%%

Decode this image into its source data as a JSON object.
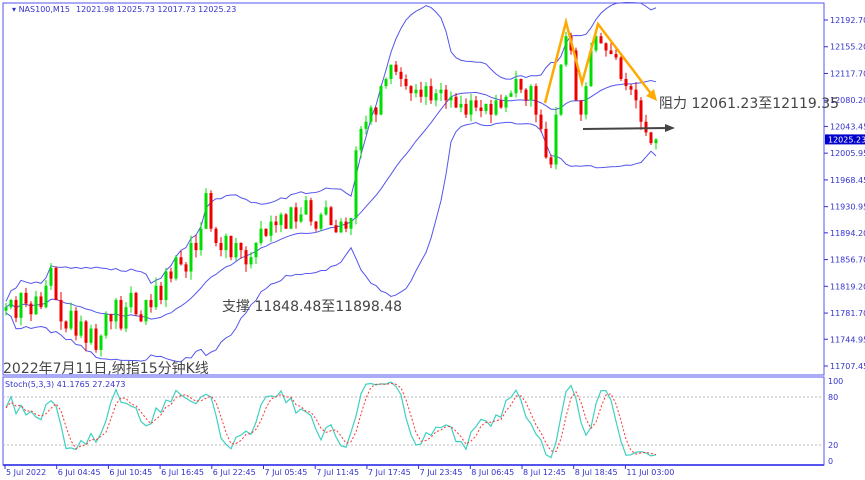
{
  "header": {
    "symbol": "NAS100,M15",
    "ohlc": "12021.98 12025.73 12017.73 12025.23"
  },
  "colors": {
    "band": "#5555ee",
    "bull": "#00dd00",
    "bear": "#ee0000",
    "stoch_k": "#40d0c0",
    "stoch_d": "#ff3333",
    "trend": "#ffaa00",
    "arrow": "#444444",
    "axis": "#3333cc",
    "price_tag_bg": "#0000cc"
  },
  "chart_data": [
    {
      "type": "candlestick",
      "title": "2022年7月11日,纳指15分钟K线",
      "symbol": "NAS100,M15",
      "overlay": "Bollinger Bands",
      "ylim": [
        11707.45,
        12192.7
      ],
      "y_ticks": [
        "12192.70",
        "12155.20",
        "12117.70",
        "12080.20",
        "12043.45",
        "12005.95",
        "11968.45",
        "11930.95",
        "11894.20",
        "11856.70",
        "11819.20",
        "11781.70",
        "11744.95",
        "11707.45"
      ],
      "x_ticks": [
        "5 Jul 2022",
        "6 Jul 04:45",
        "6 Jul 10:45",
        "6 Jul 16:45",
        "6 Jul 22:45",
        "7 Jul 05:45",
        "7 Jul 11:45",
        "7 Jul 17:45",
        "7 Jul 23:45",
        "8 Jul 06:45",
        "8 Jul 12:45",
        "8 Jul 18:45",
        "11 Jul 03:00"
      ],
      "current_price": "12025.23",
      "approx_closes": [
        11790,
        11800,
        11775,
        11810,
        11795,
        11780,
        11805,
        11790,
        11820,
        11845,
        11800,
        11770,
        11760,
        11785,
        11750,
        11770,
        11740,
        11760,
        11730,
        11750,
        11780,
        11770,
        11800,
        11760,
        11790,
        11810,
        11780,
        11770,
        11800,
        11790,
        11820,
        11800,
        11840,
        11830,
        11860,
        11850,
        11840,
        11880,
        11870,
        11900,
        11950,
        11900,
        11880,
        11870,
        11890,
        11860,
        11880,
        11870,
        11850,
        11860,
        11880,
        11900,
        11890,
        11910,
        11905,
        11920,
        11900,
        11930,
        11910,
        11920,
        11940,
        11910,
        11900,
        11920,
        11930,
        11905,
        11895,
        11910,
        11900,
        11915,
        12010,
        12040,
        12050,
        12070,
        12060,
        12100,
        12110,
        12130,
        12120,
        12110,
        12100,
        12090,
        12095,
        12085,
        12100,
        12080,
        12090,
        12095,
        12080,
        12085,
        12070,
        12075,
        12060,
        12080,
        12070,
        12065,
        12075,
        12060,
        12080,
        12070,
        12085,
        12090,
        12110,
        12095,
        12080,
        12100,
        12060,
        12040,
        12000,
        11990,
        12060,
        12130,
        12170,
        12150,
        12080,
        12060,
        12100,
        12150,
        12170,
        12160,
        12150,
        12145,
        12140,
        12110,
        12100,
        12095,
        12080,
        12050,
        12035,
        12020,
        12025.23
      ],
      "annotations": {
        "resistance": "阻力 12061.23至12119.35",
        "support": "支撑 11848.48至11898.48"
      }
    },
    {
      "type": "line",
      "indicator": "Stoch(5,3,3)",
      "label": "Stoch(5,3,3) 41.1765 27.2473",
      "ylim": [
        0,
        100
      ],
      "y_ticks": [
        "100",
        "80",
        "20",
        "0"
      ]
    }
  ]
}
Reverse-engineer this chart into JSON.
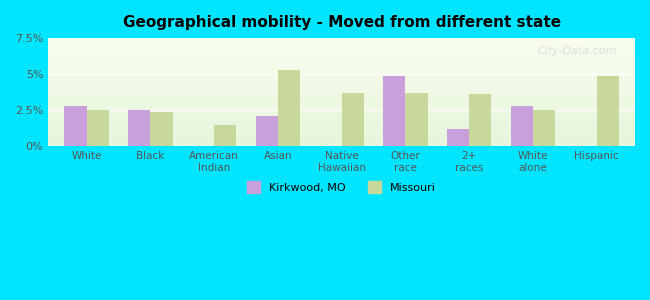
{
  "title": "Geographical mobility - Moved from different state",
  "categories": [
    "White",
    "Black",
    "American\nIndian",
    "Asian",
    "Native\nHawaiian",
    "Other\nrace",
    "2+\nraces",
    "White\nalone",
    "Hispanic"
  ],
  "kirkwood_values": [
    2.8,
    2.5,
    0,
    2.1,
    0,
    4.9,
    1.2,
    2.8,
    0
  ],
  "missouri_values": [
    2.5,
    2.4,
    1.5,
    5.3,
    3.7,
    3.7,
    3.6,
    2.5,
    4.9
  ],
  "kirkwood_color": "#c9a0dc",
  "missouri_color": "#c8d89a",
  "background_color": "#00e5ff",
  "plot_bg_top": "#f0f8e8",
  "plot_bg_bottom": "#e8f8f0",
  "ylim": [
    0,
    7.5
  ],
  "yticks": [
    0,
    2.5,
    5.0,
    7.5
  ],
  "ytick_labels": [
    "0%",
    "2.5%",
    "5%",
    "7.5%"
  ],
  "bar_width": 0.35,
  "legend_kirkwood": "Kirkwood, MO",
  "legend_missouri": "Missouri",
  "watermark": "City-Data.com"
}
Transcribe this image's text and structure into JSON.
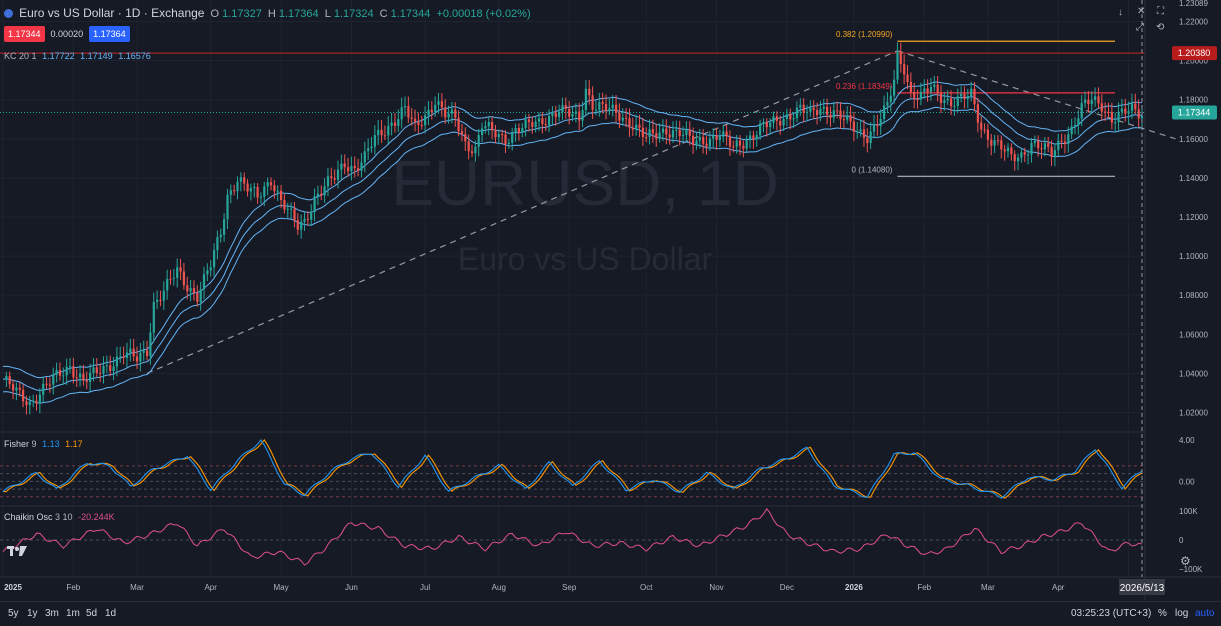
{
  "header": {
    "symbol_title": "Euro vs US Dollar · 1D · Exchange",
    "o_label": "O",
    "o": "1.17327",
    "h_label": "H",
    "h": "1.17364",
    "l_label": "L",
    "l": "1.17324",
    "c_label": "C",
    "c": "1.17344",
    "change": "+0.00018 (+0.02%)",
    "bid": "1.17344",
    "spread": "0.00020",
    "ask": "1.17364"
  },
  "indicators": {
    "kc_name": "KC",
    "kc_params": "20 1",
    "kc_upper": "1.17722",
    "kc_mid": "1.17149",
    "kc_lower": "1.16576",
    "fisher_name": "Fisher",
    "fisher_params": "9",
    "fisher_v1": "1.13",
    "fisher_v2": "1.17",
    "chaikin_name": "Chaikin Osc",
    "chaikin_params": "3 10",
    "chaikin_value": "-20.244K"
  },
  "watermark": {
    "line1": "EURUSD, 1D",
    "line2": "Euro vs US Dollar"
  },
  "price_axis": {
    "top_partial": "1.23089",
    "ticks": [
      "1.22000",
      "1.20000",
      "1.18000",
      "1.16000",
      "1.14000",
      "1.12000",
      "1.10000",
      "1.08000",
      "1.06000",
      "1.04000",
      "1.02000"
    ],
    "tick_values": [
      1.22,
      1.2,
      1.18,
      1.16,
      1.14,
      1.12,
      1.1,
      1.08,
      1.06,
      1.04,
      1.02
    ],
    "red_label": "1.20380",
    "red_value": 1.2038,
    "current_label": "1.17344",
    "current_value": 1.17344
  },
  "fisher_axis": {
    "ticks": [
      "4.00",
      "0.00"
    ],
    "tick_values": [
      4,
      0
    ]
  },
  "chaikin_axis": {
    "ticks": [
      "100K",
      "0",
      "−100K"
    ],
    "tick_values": [
      100,
      0,
      -100
    ]
  },
  "time_axis": {
    "labels": [
      "2025",
      "Feb",
      "Mar",
      "Apr",
      "May",
      "Jun",
      "Jul",
      "Aug",
      "Sep",
      "Oct",
      "Nov",
      "Dec",
      "2026",
      "Feb",
      "Mar",
      "Apr",
      "M"
    ],
    "positions": [
      0,
      21,
      40,
      62,
      83,
      104,
      126,
      148,
      169,
      192,
      213,
      234,
      254,
      275,
      294,
      315,
      336
    ],
    "cursor_date": "2026/5/13"
  },
  "fib_levels": [
    {
      "label": "0.382 (1.20990)",
      "value": 1.2099,
      "color": "#f5a623"
    },
    {
      "label": "0.236 (1.18349)",
      "value": 1.18349,
      "color": "#f23645"
    },
    {
      "label": "0 (1.14080)",
      "value": 1.1408,
      "color": "#b2b5be"
    }
  ],
  "bottom_bar": {
    "timeframes": [
      "5y",
      "1y",
      "3m",
      "1m",
      "5d",
      "1d"
    ],
    "clock": "03:25:23 (UTC+3)",
    "pct_label": "%",
    "log_label": "log",
    "auto_label": "auto"
  },
  "colors": {
    "up": "#26a69a",
    "down": "#ef5350",
    "channel": "#64b5f6",
    "fisher_main": "#2196f3",
    "fisher_trigger": "#ff9800",
    "chaikin": "#e0508c",
    "fib_red": "#f23645",
    "fib_orange": "#f5a623",
    "bg": "#161a25"
  },
  "icons": {
    "logo": "tradingview-logo-icon",
    "settings": "gear-icon"
  },
  "chart_data": {
    "type": "candlestick",
    "symbol": "EURUSD",
    "interval": "1D",
    "ylim": [
      1.01,
      1.231
    ],
    "x_index_range": [
      0,
      350
    ],
    "price_anchors": [
      [
        0,
        1.037
      ],
      [
        4,
        1.03
      ],
      [
        8,
        1.025
      ],
      [
        12,
        1.032
      ],
      [
        16,
        1.038
      ],
      [
        20,
        1.044
      ],
      [
        24,
        1.036
      ],
      [
        28,
        1.04
      ],
      [
        32,
        1.045
      ],
      [
        36,
        1.05
      ],
      [
        40,
        1.047
      ],
      [
        43,
        1.052
      ],
      [
        45,
        1.076
      ],
      [
        48,
        1.082
      ],
      [
        52,
        1.092
      ],
      [
        55,
        1.085
      ],
      [
        58,
        1.08
      ],
      [
        62,
        1.095
      ],
      [
        65,
        1.112
      ],
      [
        67,
        1.131
      ],
      [
        70,
        1.14
      ],
      [
        73,
        1.134
      ],
      [
        76,
        1.13
      ],
      [
        80,
        1.14
      ],
      [
        83,
        1.128
      ],
      [
        86,
        1.12
      ],
      [
        88,
        1.115
      ],
      [
        90,
        1.118
      ],
      [
        93,
        1.13
      ],
      [
        96,
        1.135
      ],
      [
        99,
        1.14
      ],
      [
        102,
        1.148
      ],
      [
        105,
        1.145
      ],
      [
        108,
        1.15
      ],
      [
        111,
        1.16
      ],
      [
        114,
        1.165
      ],
      [
        117,
        1.17
      ],
      [
        120,
        1.175
      ],
      [
        123,
        1.165
      ],
      [
        126,
        1.172
      ],
      [
        129,
        1.18
      ],
      [
        132,
        1.172
      ],
      [
        135,
        1.17
      ],
      [
        138,
        1.158
      ],
      [
        141,
        1.155
      ],
      [
        143,
        1.167
      ],
      [
        146,
        1.163
      ],
      [
        150,
        1.16
      ],
      [
        153,
        1.165
      ],
      [
        156,
        1.166
      ],
      [
        160,
        1.168
      ],
      [
        163,
        1.172
      ],
      [
        166,
        1.175
      ],
      [
        169,
        1.172
      ],
      [
        172,
        1.17
      ],
      [
        174,
        1.186
      ],
      [
        176,
        1.178
      ],
      [
        180,
        1.175
      ],
      [
        184,
        1.172
      ],
      [
        188,
        1.168
      ],
      [
        192,
        1.16
      ],
      [
        195,
        1.162
      ],
      [
        198,
        1.165
      ],
      [
        202,
        1.163
      ],
      [
        206,
        1.158
      ],
      [
        210,
        1.16
      ],
      [
        214,
        1.162
      ],
      [
        218,
        1.155
      ],
      [
        222,
        1.16
      ],
      [
        226,
        1.165
      ],
      [
        230,
        1.168
      ],
      [
        234,
        1.172
      ],
      [
        238,
        1.175
      ],
      [
        241,
        1.172
      ],
      [
        244,
        1.176
      ],
      [
        248,
        1.174
      ],
      [
        252,
        1.168
      ],
      [
        255,
        1.164
      ],
      [
        258,
        1.162
      ],
      [
        261,
        1.168
      ],
      [
        264,
        1.176
      ],
      [
        266,
        1.19
      ],
      [
        267,
        1.202
      ],
      [
        269,
        1.197
      ],
      [
        271,
        1.183
      ],
      [
        274,
        1.181
      ],
      [
        277,
        1.186
      ],
      [
        280,
        1.182
      ],
      [
        283,
        1.179
      ],
      [
        286,
        1.18
      ],
      [
        289,
        1.182
      ],
      [
        292,
        1.166
      ],
      [
        295,
        1.16
      ],
      [
        298,
        1.155
      ],
      [
        301,
        1.15
      ],
      [
        304,
        1.152
      ],
      [
        307,
        1.158
      ],
      [
        310,
        1.155
      ],
      [
        313,
        1.152
      ],
      [
        316,
        1.16
      ],
      [
        319,
        1.165
      ],
      [
        322,
        1.175
      ],
      [
        325,
        1.18
      ],
      [
        328,
        1.178
      ],
      [
        331,
        1.17
      ],
      [
        334,
        1.172
      ],
      [
        337,
        1.175
      ],
      [
        340,
        1.1734
      ]
    ],
    "dashed_trendlines": [
      {
        "from": [
          43,
          1.04
        ],
        "to": [
          267,
          1.205
        ]
      },
      {
        "from": [
          267,
          1.205
        ],
        "to": [
          350,
          1.16
        ]
      }
    ],
    "fisher": {
      "ylim": [
        -2.2,
        4.6
      ],
      "anchors": [
        [
          0,
          -1
        ],
        [
          10,
          0.8
        ],
        [
          16,
          -0.8
        ],
        [
          25,
          1.8
        ],
        [
          32,
          1.5
        ],
        [
          38,
          -0.5
        ],
        [
          45,
          1.2
        ],
        [
          55,
          2.5
        ],
        [
          62,
          -0.8
        ],
        [
          70,
          2.0
        ],
        [
          77,
          4.0
        ],
        [
          84,
          -0.3
        ],
        [
          90,
          -1.3
        ],
        [
          98,
          1.0
        ],
        [
          104,
          2.2
        ],
        [
          110,
          2.8
        ],
        [
          118,
          -0.5
        ],
        [
          126,
          2.5
        ],
        [
          133,
          -1.0
        ],
        [
          140,
          0.2
        ],
        [
          148,
          1.5
        ],
        [
          156,
          -0.8
        ],
        [
          163,
          1.8
        ],
        [
          170,
          -0.5
        ],
        [
          178,
          2.0
        ],
        [
          186,
          -0.8
        ],
        [
          194,
          0.2
        ],
        [
          202,
          -1.0
        ],
        [
          210,
          0.8
        ],
        [
          218,
          -0.8
        ],
        [
          226,
          1.2
        ],
        [
          234,
          2.2
        ],
        [
          240,
          3.2
        ],
        [
          248,
          -0.4
        ],
        [
          258,
          -1.5
        ],
        [
          266,
          2.6
        ],
        [
          272,
          2.8
        ],
        [
          280,
          0.2
        ],
        [
          288,
          -0.4
        ],
        [
          298,
          -1.5
        ],
        [
          306,
          0.4
        ],
        [
          314,
          0.2
        ],
        [
          320,
          1.0
        ],
        [
          326,
          3.2
        ],
        [
          334,
          -0.6
        ],
        [
          340,
          1.13
        ]
      ]
    },
    "chaikin": {
      "ylim": [
        -120,
        110
      ],
      "anchors": [
        [
          0,
          -40
        ],
        [
          10,
          20
        ],
        [
          18,
          -20
        ],
        [
          28,
          40
        ],
        [
          36,
          -10
        ],
        [
          44,
          20
        ],
        [
          52,
          60
        ],
        [
          58,
          -20
        ],
        [
          66,
          40
        ],
        [
          74,
          -60
        ],
        [
          82,
          -40
        ],
        [
          90,
          -80
        ],
        [
          96,
          -30
        ],
        [
          104,
          60
        ],
        [
          112,
          40
        ],
        [
          120,
          -20
        ],
        [
          128,
          -30
        ],
        [
          136,
          10
        ],
        [
          144,
          -30
        ],
        [
          152,
          20
        ],
        [
          160,
          -20
        ],
        [
          168,
          30
        ],
        [
          176,
          -20
        ],
        [
          184,
          -10
        ],
        [
          192,
          -30
        ],
        [
          200,
          10
        ],
        [
          208,
          -20
        ],
        [
          216,
          20
        ],
        [
          222,
          50
        ],
        [
          228,
          100
        ],
        [
          234,
          20
        ],
        [
          240,
          -10
        ],
        [
          248,
          -40
        ],
        [
          256,
          -30
        ],
        [
          264,
          20
        ],
        [
          270,
          -20
        ],
        [
          276,
          -50
        ],
        [
          282,
          -30
        ],
        [
          290,
          40
        ],
        [
          298,
          -40
        ],
        [
          304,
          -20
        ],
        [
          310,
          10
        ],
        [
          316,
          30
        ],
        [
          322,
          60
        ],
        [
          330,
          -40
        ],
        [
          336,
          -10
        ],
        [
          340,
          -20
        ]
      ]
    }
  }
}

%%

- GOAL
Report how many lines of the listing above include the word "type". Say nothing but the number.

- EXPECTED ANSWER
3